**REQUIRED TASK 1**: Retype the whole Coq forum thread on proving even numbers in Prop, word for word.
**REQUIRED TASK 2**: Echo the lines of the records verbatim, starting at the first line of the records and ending at the line that contains "41, 40, 51]", with both of those lines included.

Stream: Coq users

Topic: Prove even number in Prop


view this post on Zulip Julin S (Aug 18 2023 at 10:04):

Hi. I was trying to prove this.

But stuck at the last goal.

Inductive even: nat -> Prop :=
| EvenO: even 0
| EvenSS: forall n:nat,
    even n -> even (S (S n)).

(* [Nat.even] itself *)
Fixpoint evenb (n:nat): bool :=
  match n with
  | O => true
  | S O => false
  | S (S n') => evenb n'
  end.

Theorem evenBP: forall n:nat,
  evenb n = true -> even n.
Proof.
  intros n H.
  induction n.
  - constructor.
  -

The goal at this point was:

1 subgoal

n : nat
H : evenb (S n) = true
IHn : evenb n = true -> even n

========================= (1 / 1)

even (S n)

Any idea how this can proceed?

view this post on Zulip Michael Soegtrop (Aug 18 2023 at 10:16):

Direct induction over even things is tricky, since the functions increment in steps of two. You could first prove e.g. that even (S n) = negb (even n) this should be easier because it doesn't have premises which are true only in every 2nd iteration. Then you can rewrite with this in H and destruct evenb n. The other option is to define a special induction scheme which requires P 0, P 1 and P n -> P (S (Sn)).

view this post on Zulip Gaëtan Gilbert (Aug 18 2023 at 10:25):

you need a more complicated induction, even goes 2 steps at a time so the induction needs to talk about 2 steps in some way
for instance

Require Import Bool.

Inductive even: nat -> Prop :=
| EvenO: even 0
| EvenSS: forall n:nat,
    even n -> even (S (S n)).

(* [Nat.even] itself *)

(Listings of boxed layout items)
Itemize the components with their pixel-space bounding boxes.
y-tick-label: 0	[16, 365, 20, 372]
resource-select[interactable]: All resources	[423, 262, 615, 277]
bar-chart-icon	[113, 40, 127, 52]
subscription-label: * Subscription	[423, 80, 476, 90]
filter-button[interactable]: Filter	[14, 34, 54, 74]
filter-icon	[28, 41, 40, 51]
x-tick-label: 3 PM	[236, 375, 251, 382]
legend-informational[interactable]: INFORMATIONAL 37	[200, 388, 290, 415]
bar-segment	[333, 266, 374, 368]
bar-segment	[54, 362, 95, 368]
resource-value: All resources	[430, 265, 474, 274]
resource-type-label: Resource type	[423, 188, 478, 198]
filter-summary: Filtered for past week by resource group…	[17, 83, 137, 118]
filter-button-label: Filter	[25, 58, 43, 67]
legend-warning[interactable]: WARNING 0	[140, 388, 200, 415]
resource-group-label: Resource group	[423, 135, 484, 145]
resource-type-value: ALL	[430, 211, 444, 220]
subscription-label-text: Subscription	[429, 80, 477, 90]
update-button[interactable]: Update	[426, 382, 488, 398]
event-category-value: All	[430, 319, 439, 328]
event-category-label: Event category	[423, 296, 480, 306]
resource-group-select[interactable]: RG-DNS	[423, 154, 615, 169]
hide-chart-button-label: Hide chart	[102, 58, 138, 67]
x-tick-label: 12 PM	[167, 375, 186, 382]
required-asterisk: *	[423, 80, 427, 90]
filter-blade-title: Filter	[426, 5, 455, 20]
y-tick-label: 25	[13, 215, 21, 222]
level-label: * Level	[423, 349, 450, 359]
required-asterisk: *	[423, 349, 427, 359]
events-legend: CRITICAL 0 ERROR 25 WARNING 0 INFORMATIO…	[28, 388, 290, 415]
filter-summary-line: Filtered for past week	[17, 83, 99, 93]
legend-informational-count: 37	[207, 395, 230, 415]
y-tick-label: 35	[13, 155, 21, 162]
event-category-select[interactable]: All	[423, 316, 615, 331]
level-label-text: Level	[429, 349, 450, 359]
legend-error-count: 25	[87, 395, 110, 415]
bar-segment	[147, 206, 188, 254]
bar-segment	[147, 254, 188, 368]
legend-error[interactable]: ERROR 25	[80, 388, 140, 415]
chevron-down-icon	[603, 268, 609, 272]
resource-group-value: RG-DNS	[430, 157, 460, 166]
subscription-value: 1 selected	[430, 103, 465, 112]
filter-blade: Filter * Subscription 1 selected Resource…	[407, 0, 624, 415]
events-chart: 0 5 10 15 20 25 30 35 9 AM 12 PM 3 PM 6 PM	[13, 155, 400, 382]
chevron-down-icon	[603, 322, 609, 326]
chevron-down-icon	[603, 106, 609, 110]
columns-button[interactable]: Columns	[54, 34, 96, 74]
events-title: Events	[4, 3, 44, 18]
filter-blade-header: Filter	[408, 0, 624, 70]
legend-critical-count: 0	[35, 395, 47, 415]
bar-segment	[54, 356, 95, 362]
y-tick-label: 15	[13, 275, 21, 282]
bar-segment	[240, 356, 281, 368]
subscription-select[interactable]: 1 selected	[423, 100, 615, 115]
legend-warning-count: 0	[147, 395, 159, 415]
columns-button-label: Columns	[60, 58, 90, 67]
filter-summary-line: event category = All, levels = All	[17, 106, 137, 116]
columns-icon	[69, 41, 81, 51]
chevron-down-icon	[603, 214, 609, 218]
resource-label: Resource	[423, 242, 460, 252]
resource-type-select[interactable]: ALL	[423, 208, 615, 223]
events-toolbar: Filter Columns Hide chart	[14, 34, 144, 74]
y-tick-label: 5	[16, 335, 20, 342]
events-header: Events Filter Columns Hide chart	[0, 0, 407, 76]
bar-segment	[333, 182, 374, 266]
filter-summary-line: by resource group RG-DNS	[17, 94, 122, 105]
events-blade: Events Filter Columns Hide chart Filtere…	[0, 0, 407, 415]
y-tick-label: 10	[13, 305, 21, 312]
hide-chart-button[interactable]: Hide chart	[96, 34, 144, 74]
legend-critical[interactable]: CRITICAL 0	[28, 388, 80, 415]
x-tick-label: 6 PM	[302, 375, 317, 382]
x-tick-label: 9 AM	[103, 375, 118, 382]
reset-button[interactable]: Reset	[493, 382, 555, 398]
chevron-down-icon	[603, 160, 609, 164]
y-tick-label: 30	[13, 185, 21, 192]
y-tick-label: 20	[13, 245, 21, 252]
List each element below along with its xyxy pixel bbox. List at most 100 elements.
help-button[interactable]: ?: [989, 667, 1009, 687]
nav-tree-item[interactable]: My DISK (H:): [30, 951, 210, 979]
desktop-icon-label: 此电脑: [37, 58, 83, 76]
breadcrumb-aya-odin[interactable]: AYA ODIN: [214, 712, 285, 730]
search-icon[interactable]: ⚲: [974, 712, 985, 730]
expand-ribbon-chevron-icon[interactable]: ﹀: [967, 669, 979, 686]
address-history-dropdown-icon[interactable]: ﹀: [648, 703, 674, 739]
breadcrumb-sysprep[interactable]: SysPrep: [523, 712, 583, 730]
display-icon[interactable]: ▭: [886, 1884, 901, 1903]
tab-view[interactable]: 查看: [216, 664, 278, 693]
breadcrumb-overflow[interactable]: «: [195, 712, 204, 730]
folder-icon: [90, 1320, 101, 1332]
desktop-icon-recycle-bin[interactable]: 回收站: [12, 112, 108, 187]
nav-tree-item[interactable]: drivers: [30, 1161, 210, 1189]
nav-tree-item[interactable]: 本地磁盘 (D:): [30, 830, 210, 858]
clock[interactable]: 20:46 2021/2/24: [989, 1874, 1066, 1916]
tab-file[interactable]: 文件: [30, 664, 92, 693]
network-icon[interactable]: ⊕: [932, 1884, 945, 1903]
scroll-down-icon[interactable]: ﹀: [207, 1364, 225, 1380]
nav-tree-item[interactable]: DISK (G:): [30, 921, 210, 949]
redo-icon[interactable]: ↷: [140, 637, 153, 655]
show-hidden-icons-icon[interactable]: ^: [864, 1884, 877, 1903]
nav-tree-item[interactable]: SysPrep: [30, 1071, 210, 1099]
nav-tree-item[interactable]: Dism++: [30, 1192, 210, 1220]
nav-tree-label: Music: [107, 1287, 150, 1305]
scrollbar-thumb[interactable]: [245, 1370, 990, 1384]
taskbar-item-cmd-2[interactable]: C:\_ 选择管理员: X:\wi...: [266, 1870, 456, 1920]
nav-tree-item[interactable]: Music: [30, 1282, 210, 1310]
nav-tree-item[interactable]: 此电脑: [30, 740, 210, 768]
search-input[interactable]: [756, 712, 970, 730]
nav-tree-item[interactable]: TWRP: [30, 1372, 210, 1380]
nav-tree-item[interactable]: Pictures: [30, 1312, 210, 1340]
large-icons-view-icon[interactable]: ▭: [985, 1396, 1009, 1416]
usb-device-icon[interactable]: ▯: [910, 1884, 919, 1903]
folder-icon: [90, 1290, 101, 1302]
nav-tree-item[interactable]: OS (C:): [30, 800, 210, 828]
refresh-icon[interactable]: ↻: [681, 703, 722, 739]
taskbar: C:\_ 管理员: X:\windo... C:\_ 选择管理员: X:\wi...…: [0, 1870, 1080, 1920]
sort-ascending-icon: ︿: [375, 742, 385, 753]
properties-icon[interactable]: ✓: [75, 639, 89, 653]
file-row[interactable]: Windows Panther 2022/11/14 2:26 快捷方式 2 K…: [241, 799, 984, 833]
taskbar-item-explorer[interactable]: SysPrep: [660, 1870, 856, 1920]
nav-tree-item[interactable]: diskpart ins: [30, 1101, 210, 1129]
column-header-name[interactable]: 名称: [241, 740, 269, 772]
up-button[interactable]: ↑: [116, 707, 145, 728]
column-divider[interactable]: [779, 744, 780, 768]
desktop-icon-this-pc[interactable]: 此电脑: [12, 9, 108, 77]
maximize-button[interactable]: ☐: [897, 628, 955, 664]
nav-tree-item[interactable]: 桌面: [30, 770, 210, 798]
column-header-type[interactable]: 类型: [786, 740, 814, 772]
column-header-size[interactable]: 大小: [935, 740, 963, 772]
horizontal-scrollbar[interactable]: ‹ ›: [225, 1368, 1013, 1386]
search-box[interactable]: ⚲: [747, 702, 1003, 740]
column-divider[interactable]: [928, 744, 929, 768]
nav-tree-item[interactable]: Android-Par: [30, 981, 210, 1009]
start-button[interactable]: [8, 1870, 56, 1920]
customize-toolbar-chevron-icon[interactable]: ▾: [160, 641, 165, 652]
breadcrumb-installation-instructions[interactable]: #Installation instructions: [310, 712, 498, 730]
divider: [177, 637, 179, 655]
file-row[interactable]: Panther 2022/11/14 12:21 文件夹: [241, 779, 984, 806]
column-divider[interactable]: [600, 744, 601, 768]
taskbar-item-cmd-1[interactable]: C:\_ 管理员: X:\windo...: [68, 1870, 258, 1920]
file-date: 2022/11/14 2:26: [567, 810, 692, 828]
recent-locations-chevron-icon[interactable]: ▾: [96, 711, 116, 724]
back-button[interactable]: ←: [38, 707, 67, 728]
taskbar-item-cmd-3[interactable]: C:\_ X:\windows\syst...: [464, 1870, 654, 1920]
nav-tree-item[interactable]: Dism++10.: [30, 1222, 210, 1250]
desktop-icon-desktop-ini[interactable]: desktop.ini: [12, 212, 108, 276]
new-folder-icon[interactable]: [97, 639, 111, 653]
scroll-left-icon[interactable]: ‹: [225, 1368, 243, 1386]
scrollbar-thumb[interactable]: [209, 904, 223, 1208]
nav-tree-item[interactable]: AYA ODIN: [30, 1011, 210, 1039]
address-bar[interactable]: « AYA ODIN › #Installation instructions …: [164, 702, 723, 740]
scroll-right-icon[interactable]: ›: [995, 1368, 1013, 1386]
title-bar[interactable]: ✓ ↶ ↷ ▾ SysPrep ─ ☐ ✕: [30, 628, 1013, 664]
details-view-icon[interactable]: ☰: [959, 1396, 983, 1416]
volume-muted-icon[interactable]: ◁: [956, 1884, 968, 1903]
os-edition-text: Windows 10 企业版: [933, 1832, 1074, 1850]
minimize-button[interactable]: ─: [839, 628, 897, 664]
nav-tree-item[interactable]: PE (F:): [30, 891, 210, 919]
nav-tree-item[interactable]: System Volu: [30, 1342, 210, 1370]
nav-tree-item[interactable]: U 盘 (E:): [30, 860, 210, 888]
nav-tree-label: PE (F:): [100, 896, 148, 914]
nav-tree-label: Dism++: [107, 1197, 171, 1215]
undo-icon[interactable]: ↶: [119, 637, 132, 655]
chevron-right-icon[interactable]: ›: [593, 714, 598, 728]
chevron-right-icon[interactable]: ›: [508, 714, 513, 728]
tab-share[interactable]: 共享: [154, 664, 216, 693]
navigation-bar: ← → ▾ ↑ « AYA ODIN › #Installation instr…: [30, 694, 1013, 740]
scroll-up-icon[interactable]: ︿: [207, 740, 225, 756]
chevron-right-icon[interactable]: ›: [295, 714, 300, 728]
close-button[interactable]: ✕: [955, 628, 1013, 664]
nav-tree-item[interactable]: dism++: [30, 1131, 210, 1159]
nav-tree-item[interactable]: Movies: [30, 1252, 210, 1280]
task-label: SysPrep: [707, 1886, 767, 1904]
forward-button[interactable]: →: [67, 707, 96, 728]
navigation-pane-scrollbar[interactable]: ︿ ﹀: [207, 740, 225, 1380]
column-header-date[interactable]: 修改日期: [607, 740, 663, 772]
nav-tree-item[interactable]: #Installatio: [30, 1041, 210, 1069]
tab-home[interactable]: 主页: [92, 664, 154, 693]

**FINAL RESULT 1**:
Stream: Coq users

Topic: Prove even number in Prop


view this post on Zulip Julin S (Aug 18 2023 at 10:04):

Hi. I was trying to prove this.

But stuck at the last goal.

Inductive even: nat -> Prop :=
| EvenO: even 0
| EvenSS: forall n:nat,
    even n -> even (S (S n)).

(* [Nat.even] itself *)
Fixpoint evenb (n:nat): bool :=
  match n with
  | O => true
  | S O => false
  | S (S n') => evenb n'
  end.

Theorem evenBP: forall n:nat,
  evenb n = true -> even n.
Proof.
  intros n H.
  induction n.
  - constructor.
  -

The goal at this point was:

1 subgoal

n : nat
H : evenb (S n) = true
IHn : evenb n = true -> even n

========================= (1 / 1)

even (S n)

Any idea how this can proceed?

view this post on Zulip Michael Soegtrop (Aug 18 2023 at 10:16):

Direct induction over even things is tricky, since the functions increment in steps of two. You could first prove e.g. that even (S n) = negb (even n) this should be easier because it doesn't have premises which are true only in every 2nd iteration. Then you can rewrite with this in H and destruct evenb n. The other option is to define a special induction scheme which requires P 0, P 1 and P n -> P (S (Sn)).

view this post on Zulip Gaëtan Gilbert (Aug 18 2023 at 10:25):

you need a more complicated induction, even goes 2 steps at a time so the induction needs to talk about 2 steps in some way
for instance

Require Import Bool.

Inductive even: nat -> Prop :=
| EvenO: even 0
| EvenSS: forall n:nat,
    even n -> even (S (S n)).

(* [Nat.even] itself *)

**FINAL RESULT 2**:
Itemize the components with their pixel-space bounding boxes.
y-tick-label: 0	[16, 365, 20, 372]
resource-select[interactable]: All resources	[423, 262, 615, 277]
bar-chart-icon	[113, 40, 127, 52]
subscription-label: * Subscription	[423, 80, 476, 90]
filter-button[interactable]: Filter	[14, 34, 54, 74]
filter-icon	[28, 41, 40, 51]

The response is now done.